_To be done_
Each line containing the word "range" needs to be copied.

_Dataset_
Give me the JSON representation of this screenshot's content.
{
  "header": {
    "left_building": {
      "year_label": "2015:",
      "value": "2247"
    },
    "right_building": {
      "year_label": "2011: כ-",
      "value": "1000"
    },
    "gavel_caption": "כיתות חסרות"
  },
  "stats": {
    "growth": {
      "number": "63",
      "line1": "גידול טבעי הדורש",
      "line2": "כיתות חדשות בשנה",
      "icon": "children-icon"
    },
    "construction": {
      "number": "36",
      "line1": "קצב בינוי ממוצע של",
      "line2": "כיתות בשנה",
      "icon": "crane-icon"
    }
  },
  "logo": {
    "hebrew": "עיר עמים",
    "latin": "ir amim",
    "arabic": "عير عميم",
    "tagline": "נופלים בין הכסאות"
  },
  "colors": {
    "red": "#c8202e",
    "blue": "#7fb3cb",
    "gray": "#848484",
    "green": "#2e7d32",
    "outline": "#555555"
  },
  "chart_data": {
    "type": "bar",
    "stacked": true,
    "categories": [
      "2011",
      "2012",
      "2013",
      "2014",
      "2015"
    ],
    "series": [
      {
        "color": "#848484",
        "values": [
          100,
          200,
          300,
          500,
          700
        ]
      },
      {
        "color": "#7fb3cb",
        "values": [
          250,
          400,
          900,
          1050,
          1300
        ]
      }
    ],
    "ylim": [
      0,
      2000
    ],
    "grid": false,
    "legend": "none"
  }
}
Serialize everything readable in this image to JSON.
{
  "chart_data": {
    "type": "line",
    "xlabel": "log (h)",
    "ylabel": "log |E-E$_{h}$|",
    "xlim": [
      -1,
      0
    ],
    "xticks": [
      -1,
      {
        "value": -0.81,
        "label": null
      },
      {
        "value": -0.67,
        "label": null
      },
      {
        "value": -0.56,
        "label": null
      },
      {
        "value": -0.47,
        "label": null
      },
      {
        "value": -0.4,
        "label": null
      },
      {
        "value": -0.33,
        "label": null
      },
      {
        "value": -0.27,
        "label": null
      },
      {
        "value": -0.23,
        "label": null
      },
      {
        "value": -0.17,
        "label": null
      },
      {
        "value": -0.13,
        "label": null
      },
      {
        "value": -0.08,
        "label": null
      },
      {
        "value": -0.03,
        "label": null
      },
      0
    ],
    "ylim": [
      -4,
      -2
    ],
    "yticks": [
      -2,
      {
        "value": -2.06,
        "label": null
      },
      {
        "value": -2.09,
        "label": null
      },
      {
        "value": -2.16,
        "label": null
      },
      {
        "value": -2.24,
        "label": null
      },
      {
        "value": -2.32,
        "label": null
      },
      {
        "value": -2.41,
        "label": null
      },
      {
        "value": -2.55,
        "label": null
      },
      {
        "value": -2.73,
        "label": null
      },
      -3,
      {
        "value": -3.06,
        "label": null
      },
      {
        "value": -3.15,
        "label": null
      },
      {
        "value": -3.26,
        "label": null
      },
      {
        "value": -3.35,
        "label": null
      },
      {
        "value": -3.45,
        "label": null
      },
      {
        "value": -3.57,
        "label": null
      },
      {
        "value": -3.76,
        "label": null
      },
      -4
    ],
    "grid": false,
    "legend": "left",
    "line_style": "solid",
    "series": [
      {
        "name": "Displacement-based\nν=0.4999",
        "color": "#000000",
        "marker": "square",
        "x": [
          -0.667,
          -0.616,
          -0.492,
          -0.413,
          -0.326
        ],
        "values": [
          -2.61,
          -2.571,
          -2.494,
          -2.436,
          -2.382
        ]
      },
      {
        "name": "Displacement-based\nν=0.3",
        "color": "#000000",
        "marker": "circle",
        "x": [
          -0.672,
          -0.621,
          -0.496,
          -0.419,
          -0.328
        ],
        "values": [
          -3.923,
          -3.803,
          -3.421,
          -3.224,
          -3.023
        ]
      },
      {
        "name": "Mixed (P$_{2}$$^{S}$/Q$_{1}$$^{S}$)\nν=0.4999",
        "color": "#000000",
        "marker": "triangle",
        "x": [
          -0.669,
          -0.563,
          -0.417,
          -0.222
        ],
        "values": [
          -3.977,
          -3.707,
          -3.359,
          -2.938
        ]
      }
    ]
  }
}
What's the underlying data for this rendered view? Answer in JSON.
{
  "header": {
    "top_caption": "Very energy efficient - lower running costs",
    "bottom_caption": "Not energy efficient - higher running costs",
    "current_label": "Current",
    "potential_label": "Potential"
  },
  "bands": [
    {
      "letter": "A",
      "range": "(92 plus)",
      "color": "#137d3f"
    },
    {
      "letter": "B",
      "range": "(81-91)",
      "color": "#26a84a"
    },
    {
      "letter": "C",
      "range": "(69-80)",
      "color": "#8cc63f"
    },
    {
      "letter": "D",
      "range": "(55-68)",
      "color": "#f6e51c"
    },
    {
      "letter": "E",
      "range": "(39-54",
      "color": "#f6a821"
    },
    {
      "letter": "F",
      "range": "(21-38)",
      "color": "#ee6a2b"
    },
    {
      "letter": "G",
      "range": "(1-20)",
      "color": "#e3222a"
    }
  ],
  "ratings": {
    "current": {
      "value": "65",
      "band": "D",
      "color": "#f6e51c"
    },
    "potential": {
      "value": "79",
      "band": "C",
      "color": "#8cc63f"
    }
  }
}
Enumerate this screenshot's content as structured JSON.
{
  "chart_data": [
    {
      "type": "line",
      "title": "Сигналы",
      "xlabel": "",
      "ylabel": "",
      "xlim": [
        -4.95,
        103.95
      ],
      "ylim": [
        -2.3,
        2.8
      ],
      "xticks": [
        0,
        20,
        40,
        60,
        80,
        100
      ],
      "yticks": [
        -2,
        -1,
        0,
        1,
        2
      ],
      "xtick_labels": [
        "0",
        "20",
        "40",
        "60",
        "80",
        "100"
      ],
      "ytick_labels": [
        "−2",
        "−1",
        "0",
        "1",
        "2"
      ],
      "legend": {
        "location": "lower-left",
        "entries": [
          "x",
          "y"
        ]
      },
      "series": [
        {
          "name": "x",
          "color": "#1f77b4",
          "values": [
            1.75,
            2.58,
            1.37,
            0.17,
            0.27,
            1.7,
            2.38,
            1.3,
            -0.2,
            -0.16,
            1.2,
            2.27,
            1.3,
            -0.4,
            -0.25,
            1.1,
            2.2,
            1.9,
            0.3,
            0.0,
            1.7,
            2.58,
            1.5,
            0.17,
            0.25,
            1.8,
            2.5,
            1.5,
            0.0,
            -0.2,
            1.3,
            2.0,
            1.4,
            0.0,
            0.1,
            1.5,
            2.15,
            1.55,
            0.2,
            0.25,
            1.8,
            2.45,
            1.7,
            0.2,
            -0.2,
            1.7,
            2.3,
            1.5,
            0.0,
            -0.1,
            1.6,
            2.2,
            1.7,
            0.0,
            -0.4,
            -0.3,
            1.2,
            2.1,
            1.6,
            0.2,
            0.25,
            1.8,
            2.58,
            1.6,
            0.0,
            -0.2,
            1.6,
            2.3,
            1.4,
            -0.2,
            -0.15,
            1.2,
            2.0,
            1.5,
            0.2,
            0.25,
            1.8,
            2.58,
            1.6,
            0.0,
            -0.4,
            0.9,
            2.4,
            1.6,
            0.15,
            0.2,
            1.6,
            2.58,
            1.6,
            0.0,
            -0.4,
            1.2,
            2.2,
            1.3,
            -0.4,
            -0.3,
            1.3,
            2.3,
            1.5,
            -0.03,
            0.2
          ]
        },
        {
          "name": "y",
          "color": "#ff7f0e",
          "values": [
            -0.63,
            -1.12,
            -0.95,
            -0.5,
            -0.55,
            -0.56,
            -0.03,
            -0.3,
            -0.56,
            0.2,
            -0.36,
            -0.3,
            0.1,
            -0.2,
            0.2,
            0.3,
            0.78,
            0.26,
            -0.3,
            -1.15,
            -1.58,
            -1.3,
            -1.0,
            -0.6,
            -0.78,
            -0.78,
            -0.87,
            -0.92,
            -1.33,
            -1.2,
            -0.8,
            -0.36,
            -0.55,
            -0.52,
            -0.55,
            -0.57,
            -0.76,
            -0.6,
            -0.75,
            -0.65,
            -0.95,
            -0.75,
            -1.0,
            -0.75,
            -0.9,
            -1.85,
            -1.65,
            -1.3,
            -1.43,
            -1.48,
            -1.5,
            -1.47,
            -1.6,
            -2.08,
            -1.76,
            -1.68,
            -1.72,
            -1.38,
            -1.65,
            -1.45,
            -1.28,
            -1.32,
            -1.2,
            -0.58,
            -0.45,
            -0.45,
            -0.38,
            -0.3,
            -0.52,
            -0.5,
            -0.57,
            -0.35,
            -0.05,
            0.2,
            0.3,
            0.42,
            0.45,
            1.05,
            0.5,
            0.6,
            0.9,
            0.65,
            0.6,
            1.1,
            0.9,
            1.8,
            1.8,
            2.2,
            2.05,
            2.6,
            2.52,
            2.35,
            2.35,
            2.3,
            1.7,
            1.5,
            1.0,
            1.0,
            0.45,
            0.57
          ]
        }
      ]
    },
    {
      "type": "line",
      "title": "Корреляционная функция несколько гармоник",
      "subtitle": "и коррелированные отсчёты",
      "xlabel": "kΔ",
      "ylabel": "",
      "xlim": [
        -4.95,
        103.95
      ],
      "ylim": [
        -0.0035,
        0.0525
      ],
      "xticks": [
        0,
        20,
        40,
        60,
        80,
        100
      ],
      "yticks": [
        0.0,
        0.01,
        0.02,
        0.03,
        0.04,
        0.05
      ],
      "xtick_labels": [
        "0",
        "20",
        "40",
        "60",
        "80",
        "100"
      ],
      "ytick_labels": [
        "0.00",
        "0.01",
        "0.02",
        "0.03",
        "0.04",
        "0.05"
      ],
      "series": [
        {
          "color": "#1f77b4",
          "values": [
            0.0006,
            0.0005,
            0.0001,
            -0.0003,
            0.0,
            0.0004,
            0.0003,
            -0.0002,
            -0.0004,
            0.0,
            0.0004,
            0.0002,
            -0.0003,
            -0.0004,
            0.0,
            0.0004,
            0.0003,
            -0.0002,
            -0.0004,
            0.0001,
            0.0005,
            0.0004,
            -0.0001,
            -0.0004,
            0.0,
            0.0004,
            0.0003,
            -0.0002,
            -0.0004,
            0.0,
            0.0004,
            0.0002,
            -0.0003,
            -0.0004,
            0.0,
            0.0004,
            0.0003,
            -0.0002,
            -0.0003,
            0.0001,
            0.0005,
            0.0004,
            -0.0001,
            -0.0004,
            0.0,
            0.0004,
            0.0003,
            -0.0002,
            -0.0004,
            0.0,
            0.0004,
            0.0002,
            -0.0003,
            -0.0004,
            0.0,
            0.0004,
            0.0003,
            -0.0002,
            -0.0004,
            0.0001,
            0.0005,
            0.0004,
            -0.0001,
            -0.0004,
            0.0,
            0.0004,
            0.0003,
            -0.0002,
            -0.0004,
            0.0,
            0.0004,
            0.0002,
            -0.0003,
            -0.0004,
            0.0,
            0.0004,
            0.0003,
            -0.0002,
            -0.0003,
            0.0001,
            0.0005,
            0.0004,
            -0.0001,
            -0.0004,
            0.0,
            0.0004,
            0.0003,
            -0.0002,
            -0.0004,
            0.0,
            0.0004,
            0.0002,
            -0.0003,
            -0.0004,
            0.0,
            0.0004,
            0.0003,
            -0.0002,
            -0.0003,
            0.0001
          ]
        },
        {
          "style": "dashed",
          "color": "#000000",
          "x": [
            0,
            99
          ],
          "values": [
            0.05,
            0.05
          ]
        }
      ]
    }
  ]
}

_Output for this exercise_
      "range": "(92 plus)",
      "range": "(81-91)",
      "range": "(69-80)",
      "range": "(55-68)",
      "range": "(39-54",
      "range": "(21-38)",
      "range": "(1-20)",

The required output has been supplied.